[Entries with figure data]
START
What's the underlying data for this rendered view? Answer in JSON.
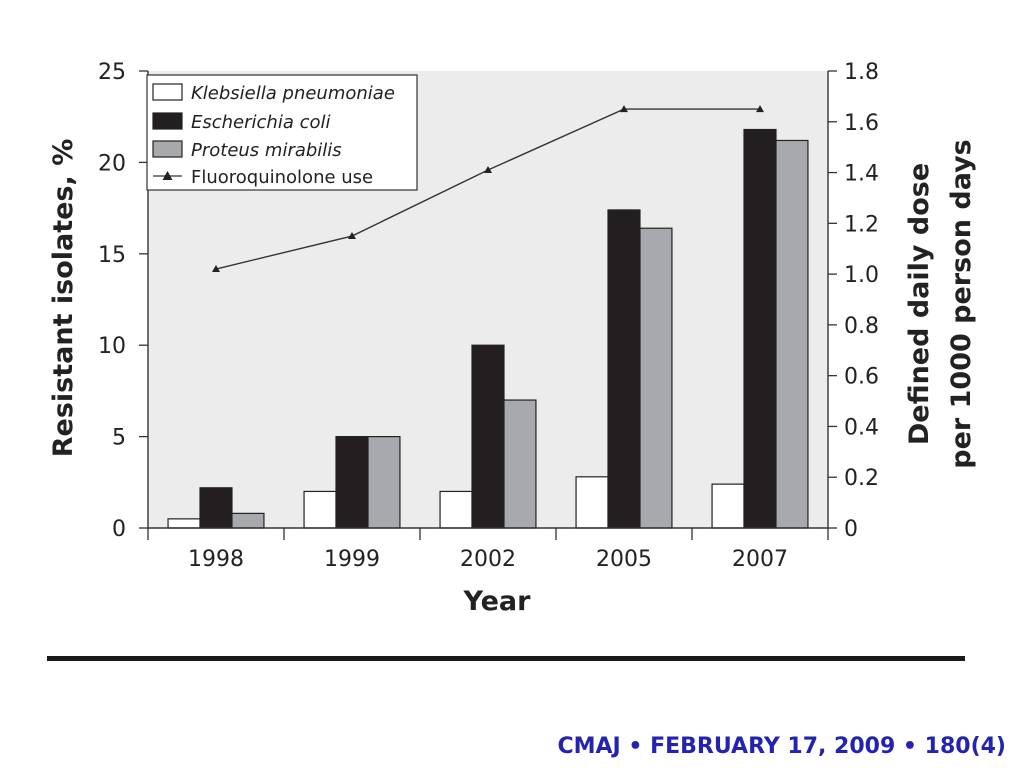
{
  "chart_data": {
    "type": "bar",
    "categories": [
      "1998",
      "1999",
      "2002",
      "2005",
      "2007"
    ],
    "series": [
      {
        "name": "Klebsiella pneumoniae",
        "values": [
          0.5,
          2.0,
          2.0,
          2.8,
          2.4
        ],
        "color": "#ffffff",
        "axis": "left"
      },
      {
        "name": "Escherichia coli",
        "values": [
          2.2,
          5.0,
          10.0,
          17.4,
          21.8
        ],
        "color": "#231f20",
        "axis": "left"
      },
      {
        "name": "Proteus mirabilis",
        "values": [
          0.8,
          5.0,
          7.0,
          16.4,
          21.2
        ],
        "color": "#a7a9ac",
        "axis": "left"
      }
    ],
    "line_series": {
      "name": "Fluoroquinolone use",
      "type": "line",
      "marker": "triangle",
      "values": [
        1.02,
        1.15,
        1.41,
        1.65,
        1.65
      ],
      "axis": "right"
    },
    "xlabel": "Year",
    "ylabel_left": "Resistant isolates, %",
    "ylabel_right_lines": [
      "Defined daily dose",
      "per 1000 person days"
    ],
    "ylim_left": [
      0,
      25
    ],
    "ylim_right": [
      0,
      1.8
    ],
    "yticks_left": [
      "0",
      "5",
      "10",
      "15",
      "20",
      "25"
    ],
    "yticks_right": [
      "0",
      "0.2",
      "0.4",
      "0.6",
      "0.8",
      "1.0",
      "1.2",
      "1.4",
      "1.6",
      "1.8"
    ],
    "legend_position": "top-left",
    "grid": false,
    "plot_background": "#ececec"
  },
  "footer": {
    "citation": "CMAJ • FEBRUARY 17, 2009 • 180(4)",
    "citation_color": "#2323b0"
  }
}
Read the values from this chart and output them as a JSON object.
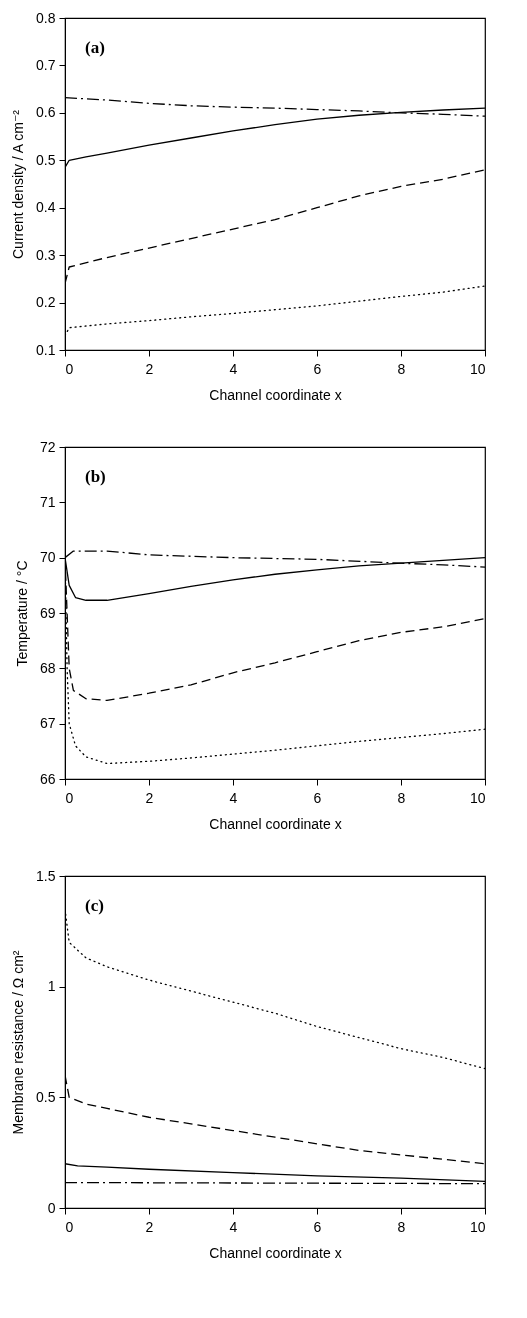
{
  "chart_data": [
    {
      "type": "line",
      "xlabel": "Channel coordinate x",
      "ylabel": "Current density / A cm⁻²",
      "annotations": [
        "(a)"
      ],
      "xlim": [
        0,
        10
      ],
      "xticks": [
        0,
        2,
        4,
        6,
        8,
        10
      ],
      "ylim": [
        0.1,
        0.8
      ],
      "yticks": [
        0.1,
        0.2,
        0.3,
        0.4,
        0.5,
        0.6,
        0.7,
        0.8
      ],
      "series": [
        {
          "color": "#000000",
          "line_style": "dashdot",
          "x": [
            0,
            1,
            2,
            3,
            4,
            5,
            6,
            7,
            8,
            9,
            10
          ],
          "values": [
            0.632,
            0.627,
            0.62,
            0.615,
            0.612,
            0.61,
            0.607,
            0.604,
            0.6,
            0.597,
            0.593
          ]
        },
        {
          "color": "#000000",
          "line_style": "solid",
          "x": [
            0,
            0.1,
            0.5,
            1,
            2,
            3,
            4,
            5,
            6,
            7,
            8,
            9,
            10
          ],
          "values": [
            0.485,
            0.5,
            0.507,
            0.515,
            0.532,
            0.547,
            0.562,
            0.575,
            0.587,
            0.595,
            0.601,
            0.606,
            0.61
          ]
        },
        {
          "color": "#000000",
          "line_style": "dashed",
          "x": [
            0,
            0.1,
            1,
            2,
            3,
            4,
            5,
            6,
            7,
            8,
            9,
            10
          ],
          "values": [
            0.24,
            0.275,
            0.295,
            0.315,
            0.335,
            0.355,
            0.375,
            0.4,
            0.425,
            0.445,
            0.46,
            0.48
          ]
        },
        {
          "color": "#000000",
          "line_style": "dotted",
          "x": [
            0,
            0.1,
            1,
            2,
            3,
            4,
            5,
            6,
            7,
            8,
            9,
            10
          ],
          "values": [
            0.13,
            0.147,
            0.155,
            0.162,
            0.17,
            0.177,
            0.185,
            0.193,
            0.203,
            0.213,
            0.222,
            0.235
          ]
        }
      ]
    },
    {
      "type": "line",
      "xlabel": "Channel coordinate x",
      "ylabel": "Temperature / °C",
      "annotations": [
        "(b)"
      ],
      "xlim": [
        0,
        10
      ],
      "xticks": [
        0,
        2,
        4,
        6,
        8,
        10
      ],
      "ylim": [
        66,
        72
      ],
      "yticks": [
        66,
        67,
        68,
        69,
        70,
        71,
        72
      ],
      "series": [
        {
          "color": "#000000",
          "line_style": "dashdot",
          "x": [
            0,
            0.2,
            1,
            2,
            4,
            6,
            8,
            9,
            10
          ],
          "values": [
            70.0,
            70.12,
            70.12,
            70.05,
            70.0,
            69.97,
            69.9,
            69.87,
            69.83
          ]
        },
        {
          "color": "#000000",
          "line_style": "solid",
          "x": [
            0,
            0.1,
            0.25,
            0.5,
            1,
            2,
            3,
            4,
            5,
            6,
            7,
            8,
            9,
            10
          ],
          "values": [
            70.0,
            69.5,
            69.28,
            69.23,
            69.23,
            69.35,
            69.48,
            69.6,
            69.7,
            69.78,
            69.85,
            69.9,
            69.95,
            70.0
          ]
        },
        {
          "color": "#000000",
          "line_style": "dashed",
          "x": [
            0,
            0.05,
            0.1,
            0.2,
            0.5,
            1,
            2,
            3,
            4,
            5,
            6,
            7,
            8,
            9,
            10
          ],
          "values": [
            70.0,
            69.0,
            68.0,
            67.6,
            67.45,
            67.42,
            67.55,
            67.7,
            67.92,
            68.1,
            68.3,
            68.5,
            68.65,
            68.75,
            68.9
          ]
        },
        {
          "color": "#000000",
          "line_style": "dotted",
          "x": [
            0,
            0.05,
            0.1,
            0.25,
            0.5,
            1,
            2,
            3,
            4,
            5,
            6,
            7,
            8,
            9,
            10
          ],
          "values": [
            70.0,
            68.0,
            67.0,
            66.6,
            66.4,
            66.28,
            66.32,
            66.38,
            66.45,
            66.52,
            66.6,
            66.68,
            66.75,
            66.82,
            66.9
          ]
        }
      ]
    },
    {
      "type": "line",
      "xlabel": "Channel coordinate x",
      "ylabel": "Membrane resistance / Ω cm²",
      "annotations": [
        "(c)"
      ],
      "xlim": [
        0,
        10
      ],
      "xticks": [
        0,
        2,
        4,
        6,
        8,
        10
      ],
      "ylim": [
        0,
        1.5
      ],
      "yticks": [
        0,
        0.5,
        1,
        1.5
      ],
      "series": [
        {
          "color": "#000000",
          "line_style": "dotted",
          "x": [
            0,
            0.1,
            0.5,
            1,
            2,
            3,
            4,
            5,
            6,
            7,
            8,
            9,
            10
          ],
          "values": [
            1.35,
            1.2,
            1.13,
            1.09,
            1.03,
            0.98,
            0.93,
            0.88,
            0.82,
            0.77,
            0.72,
            0.68,
            0.63
          ]
        },
        {
          "color": "#000000",
          "line_style": "dashed",
          "x": [
            0,
            0.1,
            0.5,
            1,
            2,
            3,
            4,
            5,
            6,
            7,
            8,
            9,
            10
          ],
          "values": [
            0.6,
            0.5,
            0.47,
            0.45,
            0.41,
            0.38,
            0.35,
            0.32,
            0.29,
            0.26,
            0.24,
            0.22,
            0.2
          ]
        },
        {
          "color": "#000000",
          "line_style": "solid",
          "x": [
            0,
            0.3,
            1,
            2,
            4,
            6,
            8,
            10
          ],
          "values": [
            0.2,
            0.19,
            0.185,
            0.175,
            0.16,
            0.145,
            0.135,
            0.12
          ]
        },
        {
          "color": "#000000",
          "line_style": "dashdot",
          "x": [
            0,
            10
          ],
          "values": [
            0.115,
            0.11
          ]
        }
      ]
    }
  ]
}
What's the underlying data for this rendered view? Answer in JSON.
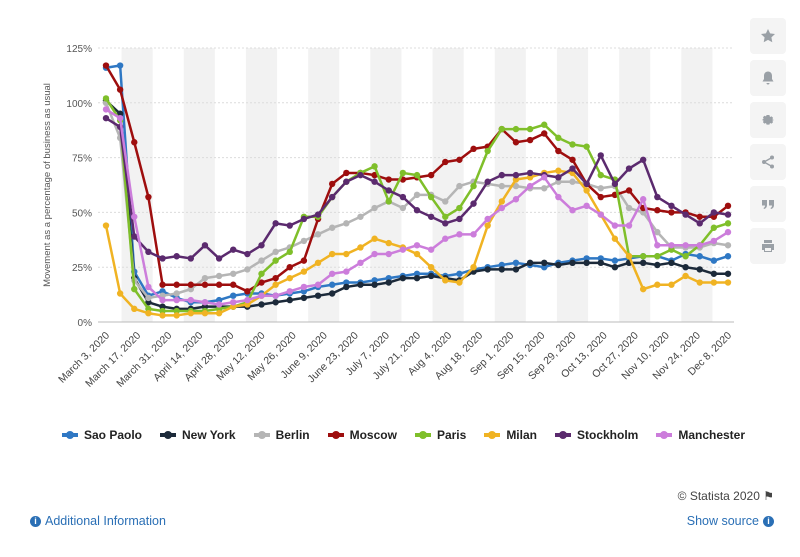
{
  "chart_data": {
    "type": "line",
    "ylabel": "Movement as a percentage of business as usual",
    "xlabel": "",
    "ylim": [
      0,
      125
    ],
    "yticks": [
      "0%",
      "25%",
      "50%",
      "75%",
      "100%",
      "125%"
    ],
    "x_tick_labels": [
      "March 3, 2020",
      "March 17, 2020",
      "March 31, 2020",
      "April 14, 2020",
      "April 28, 2020",
      "May 12, 2020",
      "May 26, 2020",
      "June 9, 2020",
      "June 23, 2020",
      "July 7, 2020",
      "July 21, 2020",
      "Aug 4, 2020",
      "Aug 18, 2020",
      "Sep 1, 2020",
      "Sep 15, 2020",
      "Sep 29, 2020",
      "Oct 13, 2020",
      "Oct 27, 2020",
      "Nov 10, 2020",
      "Nov 24, 2020",
      "Dec 8, 2020"
    ],
    "x_start": "2020-03-03",
    "x_end": "2020-12-08",
    "legend": "bottom",
    "series": [
      {
        "name": "Sao Paolo",
        "color": "#2f78c4",
        "values": [
          116,
          117,
          23,
          12,
          14,
          11,
          9,
          9,
          10,
          12,
          13,
          13,
          12,
          13,
          14,
          16,
          17,
          18,
          18,
          19,
          20,
          21,
          22,
          22,
          21,
          22,
          24,
          25,
          26,
          27,
          26,
          25,
          27,
          28,
          29,
          29,
          28,
          29,
          30,
          30,
          28,
          31,
          30,
          28,
          30
        ]
      },
      {
        "name": "New York",
        "color": "#1c2a3a",
        "values": [
          101,
          95,
          20,
          9,
          7,
          6,
          6,
          7,
          7,
          7,
          7,
          8,
          9,
          10,
          11,
          12,
          13,
          16,
          17,
          17,
          18,
          20,
          20,
          21,
          20,
          19,
          23,
          24,
          24,
          24,
          27,
          27,
          26,
          27,
          27,
          27,
          25,
          27,
          27,
          26,
          27,
          25,
          24,
          22,
          22
        ]
      },
      {
        "name": "Berlin",
        "color": "#b5b5b5",
        "values": [
          100,
          84,
          19,
          11,
          12,
          13,
          15,
          20,
          21,
          22,
          24,
          28,
          32,
          34,
          37,
          40,
          43,
          45,
          48,
          52,
          55,
          52,
          58,
          58,
          55,
          62,
          64,
          63,
          62,
          62,
          61,
          61,
          64,
          64,
          63,
          61,
          62,
          52,
          50,
          41,
          34,
          34,
          34,
          36,
          35
        ]
      },
      {
        "name": "Moscow",
        "color": "#9e0e0e",
        "values": [
          117,
          106,
          82,
          57,
          17,
          17,
          17,
          17,
          17,
          17,
          14,
          18,
          20,
          25,
          28,
          47,
          63,
          68,
          68,
          67,
          65,
          65,
          66,
          67,
          73,
          74,
          79,
          80,
          88,
          82,
          83,
          86,
          78,
          74,
          63,
          57,
          58,
          60,
          52,
          51,
          50,
          50,
          48,
          48,
          53
        ]
      },
      {
        "name": "Paris",
        "color": "#7fbf2a",
        "values": [
          102,
          92,
          15,
          6,
          5,
          5,
          5,
          5,
          6,
          7,
          9,
          22,
          28,
          32,
          48,
          48,
          57,
          64,
          68,
          71,
          55,
          68,
          67,
          57,
          48,
          52,
          62,
          78,
          88,
          88,
          88,
          90,
          84,
          81,
          80,
          67,
          65,
          30,
          30,
          30,
          33,
          30,
          35,
          43,
          45
        ]
      },
      {
        "name": "Milan",
        "color": "#f0b323",
        "values": [
          44,
          13,
          6,
          4,
          3,
          3,
          4,
          4,
          4,
          7,
          8,
          12,
          17,
          20,
          23,
          27,
          31,
          31,
          34,
          38,
          36,
          34,
          31,
          25,
          19,
          18,
          25,
          44,
          55,
          65,
          66,
          68,
          69,
          68,
          60,
          49,
          38,
          30,
          15,
          17,
          17,
          21,
          18,
          18,
          18
        ]
      },
      {
        "name": "Stockholm",
        "color": "#5b2a6e",
        "values": [
          93,
          89,
          39,
          32,
          29,
          30,
          29,
          35,
          29,
          33,
          31,
          35,
          45,
          44,
          47,
          49,
          57,
          64,
          67,
          64,
          60,
          57,
          51,
          48,
          45,
          47,
          54,
          64,
          67,
          67,
          68,
          67,
          66,
          70,
          63,
          76,
          63,
          70,
          74,
          57,
          53,
          49,
          45,
          50,
          49
        ]
      },
      {
        "name": "Manchester",
        "color": "#cc7ddb",
        "values": [
          97,
          93,
          48,
          16,
          10,
          10,
          10,
          9,
          8,
          9,
          10,
          12,
          12,
          14,
          16,
          17,
          22,
          23,
          27,
          31,
          31,
          33,
          35,
          33,
          38,
          40,
          40,
          47,
          52,
          56,
          62,
          66,
          57,
          51,
          53,
          49,
          44,
          44,
          56,
          35,
          35,
          35,
          35,
          37,
          41
        ]
      }
    ]
  },
  "legend_items": [
    "Sao Paolo",
    "New York",
    "Berlin",
    "Moscow",
    "Paris",
    "Milan",
    "Stockholm",
    "Manchester"
  ],
  "credit": "© Statista 2020",
  "footer": {
    "additional_info": "Additional Information",
    "show_source": "Show source"
  },
  "side_buttons": [
    "star-icon",
    "bell-icon",
    "gear-icon",
    "share-icon",
    "quote-icon",
    "print-icon"
  ]
}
END
## [Your instructions]
Scan the records above for the string "name", then select every line that holds it.

## [Final result]
        "name": "Klebsiella pneumoniae",
        "name": "Escherichia coli",
        "name": "Proteus mirabilis",
      "name": "Fluoroquinolone use",
        "name": "Sao Paolo",
        "name": "New York",
        "name": "Berlin",
        "name": "Moscow",
        "name": "Paris",
        "name": "Milan",
        "name": "Stockholm",
        "name": "Manchester",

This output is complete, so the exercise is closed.